■ **Given instruction**: The records below must be output exactly, without pictures.
** start of Material provided **
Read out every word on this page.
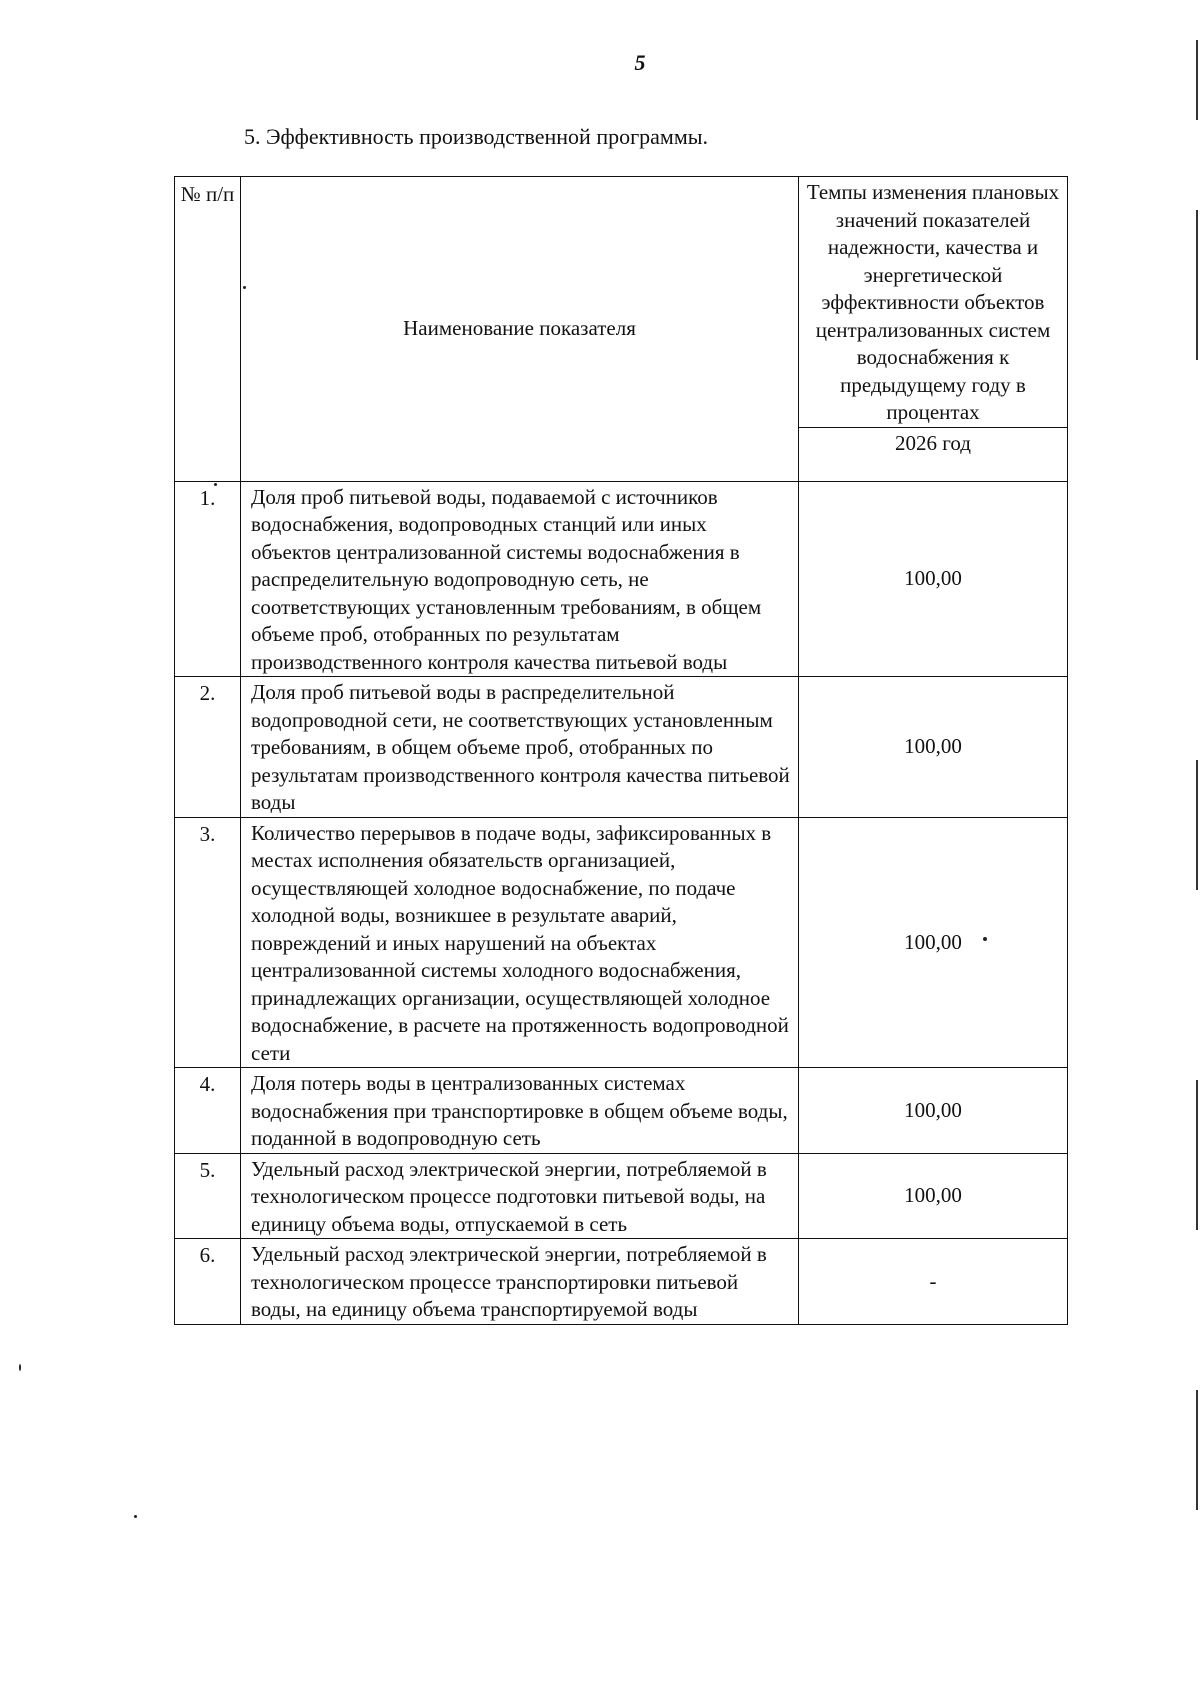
5
5. Эффективность производственной программы.
№ п/п	Наименование показателя	Темпы изменения плановых значений показателей надежности, качества и энергетической эффективности объектов централизованных систем водоснабжения к предыдущему году в процентах
		2026 год
1.	Доля проб питьевой воды, подаваемой с источников водоснабжения, водопроводных станций или иных объектов централизованной системы водоснабжения в распределительную водопроводную сеть, не соответствующих установленным требованиям, в общем объеме проб, отобранных по результатам производственного контроля качества питьевой воды	100,00
2.	Доля проб питьевой воды в распределительной водопроводной сети, не соответствующих установленным требованиям, в общем объеме проб, отобранных по результатам производственного контроля качества питьевой воды	100,00
3.	Количество перерывов в подаче воды, зафиксированных в местах исполнения обязательств организацией, осуществляющей холодное водоснабжение, по подаче холодной воды, возникшее в результате аварий, повреждений и иных нарушений на объектах централизованной системы холодного водоснабжения, принадлежащих организации, осуществляющей холодное водоснабжение, в расчете на протяженность водопроводной сети	100,00
4.	Доля потерь воды в централизованных системах водоснабжения при транспортировке в общем объеме воды, поданной в водопроводную сеть	100,00
5.	Удельный расход электрической энергии, потребляемой в технологическом процессе подготовки питьевой воды, на единицу объема воды, отпускаемой в сеть	100,00
6.	Удельный расход электрической энергии, потребляемой в технологическом процессе транспортировки питьевой воды, на единицу объема транспортируемой воды	-
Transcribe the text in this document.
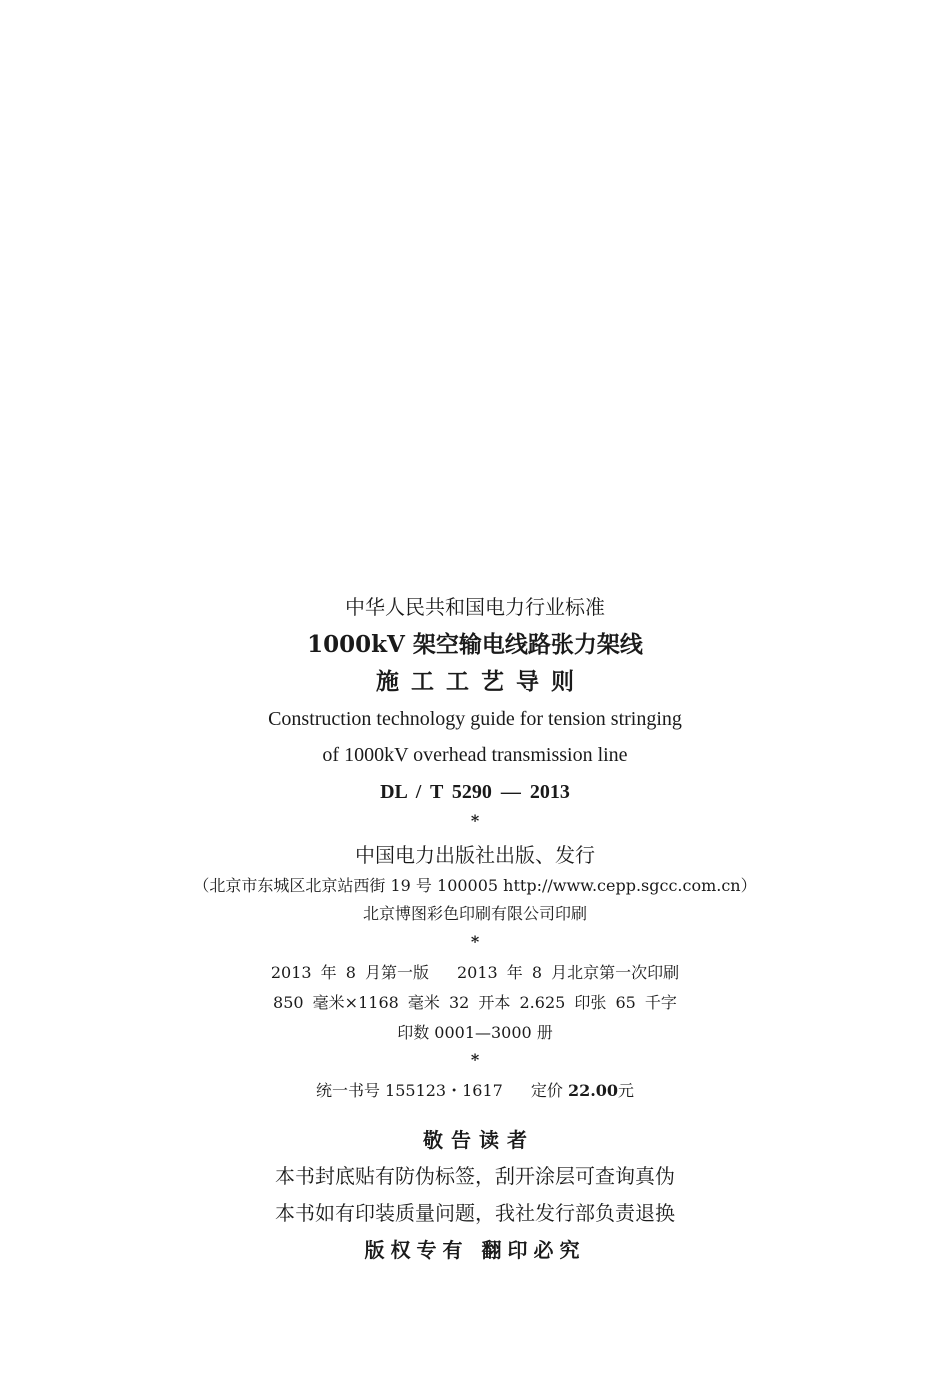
中华人民共和国电力行业标准
1000kV 架空输电线路张力架线
施工工艺导则
Construction technology guide for tension stringing
of 1000kV overhead transmission line
DL / T 5290 — 2013
*
中国电力出版社出版、发行
（北京市东城区北京站西街 19 号 100005 http://www.cepp.sgcc.com.cn）
北京博图彩色印刷有限公司印刷
*
2013 年 8 月第一版 2013 年 8 月北京第一次印刷
850 毫米×1168 毫米 32 开本 2.625 印张 65 千字
印数 0001—3000 册
*
统一书号 155123・1617 定价 22.00元
敬告读者
本书封底贴有防伪标签，刮开涂层可查询真伪
本书如有印装质量问题，我社发行部负责退换
版权专有 翻印必究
** end of Material provided **
■ **Written answer**:
Read out every word on this page.
5
5. Эффективность производственной программы.
№ п/п	Наименование показателя	Темпы изменения плановых значений показателей надежности, качества и энергетической эффективности объектов централизованных систем водоснабжения к предыдущему году в процентах
		2026 год
1.	Доля проб питьевой воды, подаваемой с источников водоснабжения, водопроводных станций или иных объектов централизованной системы водоснабжения в распределительную водопроводную сеть, не соответствующих установленным требованиям, в общем объеме проб, отобранных по результатам производственного контроля качества питьевой воды	100,00
2.	Доля проб питьевой воды в распределительной водопроводной сети, не соответствующих установленным требованиям, в общем объеме проб, отобранных по результатам производственного контроля качества питьевой воды	100,00
3.	Количество перерывов в подаче воды, зафиксированных в местах исполнения обязательств организацией, осуществляющей холодное водоснабжение, по подаче холодной воды, возникшее в результате аварий, повреждений и иных нарушений на объектах централизованной системы холодного водоснабжения, принадлежащих организации, осуществляющей холодное водоснабжение, в расчете на протяженность водопроводной сети	100,00
4.	Доля потерь воды в централизованных системах водоснабжения при транспортировке в общем объеме воды, поданной в водопроводную сеть	100,00
5.	Удельный расход электрической энергии, потребляемой в технологическом процессе подготовки питьевой воды, на единицу объема воды, отпускаемой в сеть	100,00
6.	Удельный расход электрической энергии, потребляемой в технологическом процессе транспортировки питьевой воды, на единицу объема транспортируемой воды	-
Transcribe the text in this document.
中华人民共和国电力行业标准
1000kV 架空输电线路张力架线
施工工艺导则
Construction technology guide for tension stringing
of 1000kV overhead transmission line
DL / T 5290 — 2013
*
中国电力出版社出版、发行
（北京市东城区北京站西街 19 号 100005 http://www.cepp.sgcc.com.cn）
北京博图彩色印刷有限公司印刷
*
2013 年 8 月第一版 2013 年 8 月北京第一次印刷
850 毫米×1168 毫米 32 开本 2.625 印张 65 千字
印数 0001—3000 册
*
统一书号 155123・1617 定价 22.00元
敬告读者
本书封底贴有防伪标签，刮开涂层可查询真伪
本书如有印装质量问题，我社发行部负责退换
版权专有 翻印必究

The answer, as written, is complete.